**WRITTEN PROBLEM**
Write out the whole listing, matching it exactly.

**Figure dataset records**
------

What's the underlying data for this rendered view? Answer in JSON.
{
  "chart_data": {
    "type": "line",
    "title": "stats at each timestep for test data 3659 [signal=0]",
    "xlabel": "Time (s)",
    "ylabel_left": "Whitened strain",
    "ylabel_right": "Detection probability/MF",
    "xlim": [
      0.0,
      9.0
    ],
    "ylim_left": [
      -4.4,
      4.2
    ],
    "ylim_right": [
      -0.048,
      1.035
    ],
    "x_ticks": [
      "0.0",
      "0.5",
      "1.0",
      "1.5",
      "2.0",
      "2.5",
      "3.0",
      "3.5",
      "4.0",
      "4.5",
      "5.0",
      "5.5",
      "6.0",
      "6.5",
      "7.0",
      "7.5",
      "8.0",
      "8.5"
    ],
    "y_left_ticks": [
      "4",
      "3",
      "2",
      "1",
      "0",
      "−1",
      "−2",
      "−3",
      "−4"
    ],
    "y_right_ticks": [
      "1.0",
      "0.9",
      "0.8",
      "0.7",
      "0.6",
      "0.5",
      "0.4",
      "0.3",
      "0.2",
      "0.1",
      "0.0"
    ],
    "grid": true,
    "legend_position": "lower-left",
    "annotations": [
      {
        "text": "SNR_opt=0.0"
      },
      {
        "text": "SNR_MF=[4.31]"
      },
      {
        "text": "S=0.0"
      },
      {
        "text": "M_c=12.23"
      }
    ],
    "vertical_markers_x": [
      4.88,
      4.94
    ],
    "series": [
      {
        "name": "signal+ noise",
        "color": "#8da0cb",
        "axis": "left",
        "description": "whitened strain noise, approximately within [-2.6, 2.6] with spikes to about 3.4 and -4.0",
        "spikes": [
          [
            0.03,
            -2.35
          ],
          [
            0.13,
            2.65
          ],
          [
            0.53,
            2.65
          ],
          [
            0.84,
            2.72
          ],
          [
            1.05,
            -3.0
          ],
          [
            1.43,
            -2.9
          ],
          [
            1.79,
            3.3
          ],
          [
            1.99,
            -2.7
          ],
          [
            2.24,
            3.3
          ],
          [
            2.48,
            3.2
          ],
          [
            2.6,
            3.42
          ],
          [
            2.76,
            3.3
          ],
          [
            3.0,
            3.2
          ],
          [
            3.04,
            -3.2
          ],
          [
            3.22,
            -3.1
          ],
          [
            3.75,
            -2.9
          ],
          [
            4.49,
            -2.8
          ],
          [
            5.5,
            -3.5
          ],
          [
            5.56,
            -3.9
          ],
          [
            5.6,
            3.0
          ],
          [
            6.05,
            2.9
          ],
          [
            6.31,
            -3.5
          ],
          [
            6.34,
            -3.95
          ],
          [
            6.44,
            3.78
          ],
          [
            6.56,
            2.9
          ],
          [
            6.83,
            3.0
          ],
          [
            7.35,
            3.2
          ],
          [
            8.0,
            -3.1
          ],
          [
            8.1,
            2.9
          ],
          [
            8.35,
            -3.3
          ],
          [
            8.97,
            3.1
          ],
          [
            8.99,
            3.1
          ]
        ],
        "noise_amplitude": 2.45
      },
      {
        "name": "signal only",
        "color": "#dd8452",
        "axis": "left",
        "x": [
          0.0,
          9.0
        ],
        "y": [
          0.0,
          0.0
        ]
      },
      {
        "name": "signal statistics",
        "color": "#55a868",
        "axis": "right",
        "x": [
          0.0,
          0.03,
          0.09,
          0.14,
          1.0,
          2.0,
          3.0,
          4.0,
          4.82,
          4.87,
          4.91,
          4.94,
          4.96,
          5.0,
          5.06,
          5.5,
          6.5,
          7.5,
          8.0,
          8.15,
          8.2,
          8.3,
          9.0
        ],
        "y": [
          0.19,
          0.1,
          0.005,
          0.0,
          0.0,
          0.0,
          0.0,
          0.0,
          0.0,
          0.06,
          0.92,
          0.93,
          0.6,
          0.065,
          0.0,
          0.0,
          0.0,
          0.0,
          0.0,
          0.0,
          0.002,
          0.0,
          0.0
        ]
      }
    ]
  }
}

------

**THE COMPLETED TASK**
What's the underlying data for this rendered view? Answer in JSON.
{
  "chart_data": {
    "type": "line",
    "title": "stats at each timestep for test data 3659 [signal=0]",
    "xlabel": "Time (s)",
    "ylabel_left": "Whitened strain",
    "ylabel_right": "Detection probability/MF",
    "xlim": [
      0.0,
      9.0
    ],
    "ylim_left": [
      -4.4,
      4.2
    ],
    "ylim_right": [
      -0.048,
      1.035
    ],
    "x_ticks": [
      "0.0",
      "0.5",
      "1.0",
      "1.5",
      "2.0",
      "2.5",
      "3.0",
      "3.5",
      "4.0",
      "4.5",
      "5.0",
      "5.5",
      "6.0",
      "6.5",
      "7.0",
      "7.5",
      "8.0",
      "8.5"
    ],
    "y_left_ticks": [
      "4",
      "3",
      "2",
      "1",
      "0",
      "−1",
      "−2",
      "−3",
      "−4"
    ],
    "y_right_ticks": [
      "1.0",
      "0.9",
      "0.8",
      "0.7",
      "0.6",
      "0.5",
      "0.4",
      "0.3",
      "0.2",
      "0.1",
      "0.0"
    ],
    "grid": true,
    "legend_position": "lower-left",
    "annotations": [
      {
        "text": "SNR_opt=0.0"
      },
      {
        "text": "SNR_MF=[4.31]"
      },
      {
        "text": "S=0.0"
      },
      {
        "text": "M_c=12.23"
      }
    ],
    "vertical_markers_x": [
      4.88,
      4.94
    ],
    "series": [
      {
        "name": "signal+ noise",
        "color": "#8da0cb",
        "axis": "left",
        "description": "whitened strain noise, approximately within [-2.6, 2.6] with spikes to about 3.4 and -4.0",
        "spikes": [
          [
            0.03,
            -2.35
          ],
          [
            0.13,
            2.65
          ],
          [
            0.53,
            2.65
          ],
          [
            0.84,
            2.72
          ],
          [
            1.05,
            -3.0
          ],
          [
            1.43,
            -2.9
          ],
          [
            1.79,
            3.3
          ],
          [
            1.99,
            -2.7
          ],
          [
            2.24,
            3.3
          ],
          [
            2.48,
            3.2
          ],
          [
            2.6,
            3.42
          ],
          [
            2.76,
            3.3
          ],
          [
            3.0,
            3.2
          ],
          [
            3.04,
            -3.2
          ],
          [
            3.22,
            -3.1
          ],
          [
            3.75,
            -2.9
          ],
          [
            4.49,
            -2.8
          ],
          [
            5.5,
            -3.5
          ],
          [
            5.56,
            -3.9
          ],
          [
            5.6,
            3.0
          ],
          [
            6.05,
            2.9
          ],
          [
            6.31,
            -3.5
          ],
          [
            6.34,
            -3.95
          ],
          [
            6.44,
            3.78
          ],
          [
            6.56,
            2.9
          ],
          [
            6.83,
            3.0
          ],
          [
            7.35,
            3.2
          ],
          [
            8.0,
            -3.1
          ],
          [
            8.1,
            2.9
          ],
          [
            8.35,
            -3.3
          ],
          [
            8.97,
            3.1
          ],
          [
            8.99,
            3.1
          ]
        ],
        "noise_amplitude": 2.45
      },
      {
        "name": "signal only",
        "color": "#dd8452",
        "axis": "left",
        "x": [
          0.0,
          9.0
        ],
        "y": [
          0.0,
          0.0
        ]
      },
      {
        "name": "signal statistics",
        "color": "#55a868",
        "axis": "right",
        "x": [
          0.0,
          0.03,
          0.09,
          0.14,
          1.0,
          2.0,
          3.0,
          4.0,
          4.82,
          4.87,
          4.91,
          4.94,
          4.96,
          5.0,
          5.06,
          5.5,
          6.5,
          7.5,
          8.0,
          8.15,
          8.2,
          8.3,
          9.0
        ],
        "y": [
          0.19,
          0.1,
          0.005,
          0.0,
          0.0,
          0.0,
          0.0,
          0.0,
          0.0,
          0.06,
          0.92,
          0.93,
          0.6,
          0.065,
          0.0,
          0.0,
          0.0,
          0.0,
          0.0,
          0.0,
          0.002,
          0.0,
          0.0
        ]
      }
    ]
  }
}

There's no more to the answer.